═════ THE DATA ═════

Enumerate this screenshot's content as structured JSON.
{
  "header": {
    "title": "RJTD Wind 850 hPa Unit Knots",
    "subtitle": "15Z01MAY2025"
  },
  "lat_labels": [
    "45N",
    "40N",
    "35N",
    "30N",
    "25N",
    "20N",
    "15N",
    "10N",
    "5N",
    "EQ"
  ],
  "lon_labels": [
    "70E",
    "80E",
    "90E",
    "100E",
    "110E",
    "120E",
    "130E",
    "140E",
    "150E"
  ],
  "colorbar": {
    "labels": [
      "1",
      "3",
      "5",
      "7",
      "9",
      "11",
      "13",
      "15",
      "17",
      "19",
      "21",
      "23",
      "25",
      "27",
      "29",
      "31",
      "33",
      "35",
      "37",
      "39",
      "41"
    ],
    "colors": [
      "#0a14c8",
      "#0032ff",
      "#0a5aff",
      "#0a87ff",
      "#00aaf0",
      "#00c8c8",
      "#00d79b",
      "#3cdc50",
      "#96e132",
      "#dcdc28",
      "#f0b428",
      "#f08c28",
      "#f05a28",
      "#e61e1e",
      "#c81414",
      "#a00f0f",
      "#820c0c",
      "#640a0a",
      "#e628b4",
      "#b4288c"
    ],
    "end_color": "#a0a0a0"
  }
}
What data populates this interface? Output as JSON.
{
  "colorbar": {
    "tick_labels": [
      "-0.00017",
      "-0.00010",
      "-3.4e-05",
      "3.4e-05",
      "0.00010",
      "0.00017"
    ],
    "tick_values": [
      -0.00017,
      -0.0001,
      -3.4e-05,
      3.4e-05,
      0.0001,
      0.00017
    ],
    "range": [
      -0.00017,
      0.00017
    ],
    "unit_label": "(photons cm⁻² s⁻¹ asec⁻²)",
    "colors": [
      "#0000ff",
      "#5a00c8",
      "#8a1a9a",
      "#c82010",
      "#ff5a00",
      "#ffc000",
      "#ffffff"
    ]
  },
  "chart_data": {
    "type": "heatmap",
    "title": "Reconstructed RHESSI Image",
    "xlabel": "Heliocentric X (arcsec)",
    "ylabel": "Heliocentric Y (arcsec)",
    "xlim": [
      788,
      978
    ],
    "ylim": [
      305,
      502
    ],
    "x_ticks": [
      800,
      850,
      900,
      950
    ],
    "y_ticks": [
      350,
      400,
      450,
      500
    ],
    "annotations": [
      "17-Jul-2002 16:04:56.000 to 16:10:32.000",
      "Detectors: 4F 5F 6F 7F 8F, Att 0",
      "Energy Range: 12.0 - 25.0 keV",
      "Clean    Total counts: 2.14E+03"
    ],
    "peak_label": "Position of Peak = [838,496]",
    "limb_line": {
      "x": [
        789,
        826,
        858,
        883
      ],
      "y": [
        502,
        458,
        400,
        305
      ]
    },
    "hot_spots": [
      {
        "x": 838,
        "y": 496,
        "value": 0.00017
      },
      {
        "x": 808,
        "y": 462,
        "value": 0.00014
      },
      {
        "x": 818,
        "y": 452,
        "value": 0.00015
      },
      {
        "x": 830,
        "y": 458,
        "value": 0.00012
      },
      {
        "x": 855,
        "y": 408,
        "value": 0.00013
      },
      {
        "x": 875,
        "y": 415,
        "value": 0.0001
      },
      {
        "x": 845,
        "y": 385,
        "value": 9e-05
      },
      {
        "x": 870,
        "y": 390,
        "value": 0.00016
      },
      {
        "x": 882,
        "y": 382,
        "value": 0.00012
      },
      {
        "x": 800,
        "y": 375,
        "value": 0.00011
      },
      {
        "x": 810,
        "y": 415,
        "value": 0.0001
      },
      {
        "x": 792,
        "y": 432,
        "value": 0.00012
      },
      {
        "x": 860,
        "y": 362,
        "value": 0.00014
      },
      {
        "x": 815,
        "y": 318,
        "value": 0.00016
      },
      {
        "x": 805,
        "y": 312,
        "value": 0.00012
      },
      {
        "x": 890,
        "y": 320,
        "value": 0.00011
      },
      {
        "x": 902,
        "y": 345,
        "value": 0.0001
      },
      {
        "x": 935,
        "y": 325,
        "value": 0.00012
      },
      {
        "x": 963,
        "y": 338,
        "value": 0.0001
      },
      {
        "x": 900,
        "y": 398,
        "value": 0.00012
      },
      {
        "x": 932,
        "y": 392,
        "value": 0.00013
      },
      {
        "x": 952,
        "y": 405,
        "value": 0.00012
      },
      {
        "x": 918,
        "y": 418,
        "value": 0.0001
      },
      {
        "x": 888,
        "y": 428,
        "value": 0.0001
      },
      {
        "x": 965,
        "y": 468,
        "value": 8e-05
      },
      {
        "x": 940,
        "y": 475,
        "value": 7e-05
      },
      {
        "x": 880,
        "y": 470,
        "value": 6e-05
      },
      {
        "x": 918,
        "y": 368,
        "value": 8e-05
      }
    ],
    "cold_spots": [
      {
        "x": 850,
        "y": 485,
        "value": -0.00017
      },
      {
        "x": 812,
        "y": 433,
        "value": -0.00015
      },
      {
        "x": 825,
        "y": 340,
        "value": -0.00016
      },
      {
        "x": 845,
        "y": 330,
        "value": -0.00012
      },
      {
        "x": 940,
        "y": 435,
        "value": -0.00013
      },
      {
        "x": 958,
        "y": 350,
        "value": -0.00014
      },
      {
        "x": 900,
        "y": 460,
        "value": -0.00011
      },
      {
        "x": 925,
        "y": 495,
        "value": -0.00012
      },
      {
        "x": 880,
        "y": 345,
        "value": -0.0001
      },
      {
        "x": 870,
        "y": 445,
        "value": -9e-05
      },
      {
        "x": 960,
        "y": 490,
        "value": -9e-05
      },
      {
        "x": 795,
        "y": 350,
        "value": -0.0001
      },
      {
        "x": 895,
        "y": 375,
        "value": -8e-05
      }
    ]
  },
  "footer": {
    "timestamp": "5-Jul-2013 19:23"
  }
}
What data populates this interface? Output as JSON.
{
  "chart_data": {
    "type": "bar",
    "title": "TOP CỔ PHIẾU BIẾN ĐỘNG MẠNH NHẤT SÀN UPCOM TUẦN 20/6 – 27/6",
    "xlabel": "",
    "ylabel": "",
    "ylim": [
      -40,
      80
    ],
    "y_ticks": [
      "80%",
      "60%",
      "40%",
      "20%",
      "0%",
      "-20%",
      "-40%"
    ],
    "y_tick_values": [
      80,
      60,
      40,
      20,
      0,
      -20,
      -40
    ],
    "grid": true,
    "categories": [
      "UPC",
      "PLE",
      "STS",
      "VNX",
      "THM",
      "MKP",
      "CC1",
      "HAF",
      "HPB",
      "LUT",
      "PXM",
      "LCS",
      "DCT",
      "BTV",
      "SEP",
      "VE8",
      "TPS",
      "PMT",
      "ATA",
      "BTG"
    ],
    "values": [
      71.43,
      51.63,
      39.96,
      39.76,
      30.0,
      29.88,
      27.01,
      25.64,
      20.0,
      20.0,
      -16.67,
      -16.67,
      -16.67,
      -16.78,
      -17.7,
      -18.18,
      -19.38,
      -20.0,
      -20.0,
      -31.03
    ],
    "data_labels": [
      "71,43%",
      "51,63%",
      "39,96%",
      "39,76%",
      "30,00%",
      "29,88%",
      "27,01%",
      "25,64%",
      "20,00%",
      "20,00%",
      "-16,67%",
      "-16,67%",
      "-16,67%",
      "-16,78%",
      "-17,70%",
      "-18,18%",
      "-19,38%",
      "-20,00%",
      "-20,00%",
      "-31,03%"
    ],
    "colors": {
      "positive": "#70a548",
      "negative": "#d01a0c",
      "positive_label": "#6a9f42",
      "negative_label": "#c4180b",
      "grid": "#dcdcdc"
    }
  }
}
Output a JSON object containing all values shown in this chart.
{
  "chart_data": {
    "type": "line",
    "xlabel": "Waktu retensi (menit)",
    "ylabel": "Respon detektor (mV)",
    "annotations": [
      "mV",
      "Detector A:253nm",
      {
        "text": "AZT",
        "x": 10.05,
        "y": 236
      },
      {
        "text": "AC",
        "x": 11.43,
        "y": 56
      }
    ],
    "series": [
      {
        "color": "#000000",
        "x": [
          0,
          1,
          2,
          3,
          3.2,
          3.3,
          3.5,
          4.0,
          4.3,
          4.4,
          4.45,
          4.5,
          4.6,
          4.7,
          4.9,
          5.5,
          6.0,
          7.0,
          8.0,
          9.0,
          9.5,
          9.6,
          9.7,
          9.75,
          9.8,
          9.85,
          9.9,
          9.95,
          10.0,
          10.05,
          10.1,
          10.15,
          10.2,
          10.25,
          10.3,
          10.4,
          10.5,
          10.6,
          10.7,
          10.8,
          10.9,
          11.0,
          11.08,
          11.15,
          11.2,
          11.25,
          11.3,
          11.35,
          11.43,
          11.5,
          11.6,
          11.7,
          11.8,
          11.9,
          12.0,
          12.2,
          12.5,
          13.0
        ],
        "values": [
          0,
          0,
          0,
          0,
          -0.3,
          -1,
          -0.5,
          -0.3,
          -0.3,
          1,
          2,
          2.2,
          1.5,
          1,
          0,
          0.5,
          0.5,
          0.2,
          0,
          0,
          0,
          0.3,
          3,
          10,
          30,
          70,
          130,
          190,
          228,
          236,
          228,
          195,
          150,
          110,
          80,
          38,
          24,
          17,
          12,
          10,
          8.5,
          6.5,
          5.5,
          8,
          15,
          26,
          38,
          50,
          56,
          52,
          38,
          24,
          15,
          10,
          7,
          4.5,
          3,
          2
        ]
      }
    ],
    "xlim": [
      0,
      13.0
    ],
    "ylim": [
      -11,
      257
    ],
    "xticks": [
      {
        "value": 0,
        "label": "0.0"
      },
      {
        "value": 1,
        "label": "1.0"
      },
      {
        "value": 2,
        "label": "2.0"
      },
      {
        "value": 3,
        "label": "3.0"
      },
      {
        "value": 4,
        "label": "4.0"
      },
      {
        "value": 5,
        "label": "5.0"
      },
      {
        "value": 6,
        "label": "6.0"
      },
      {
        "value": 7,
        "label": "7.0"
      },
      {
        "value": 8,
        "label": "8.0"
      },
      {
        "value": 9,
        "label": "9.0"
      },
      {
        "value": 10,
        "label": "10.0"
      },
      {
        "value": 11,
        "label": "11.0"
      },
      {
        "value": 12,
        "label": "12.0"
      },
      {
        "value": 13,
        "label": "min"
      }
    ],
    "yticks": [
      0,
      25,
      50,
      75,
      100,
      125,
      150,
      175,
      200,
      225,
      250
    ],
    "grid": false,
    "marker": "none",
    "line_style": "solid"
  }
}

═════

EXERCISE AIM: Work through the records line by line and tally those holding "arcsec". Reply with the number alone.

COMPLETE RESPONSE: 2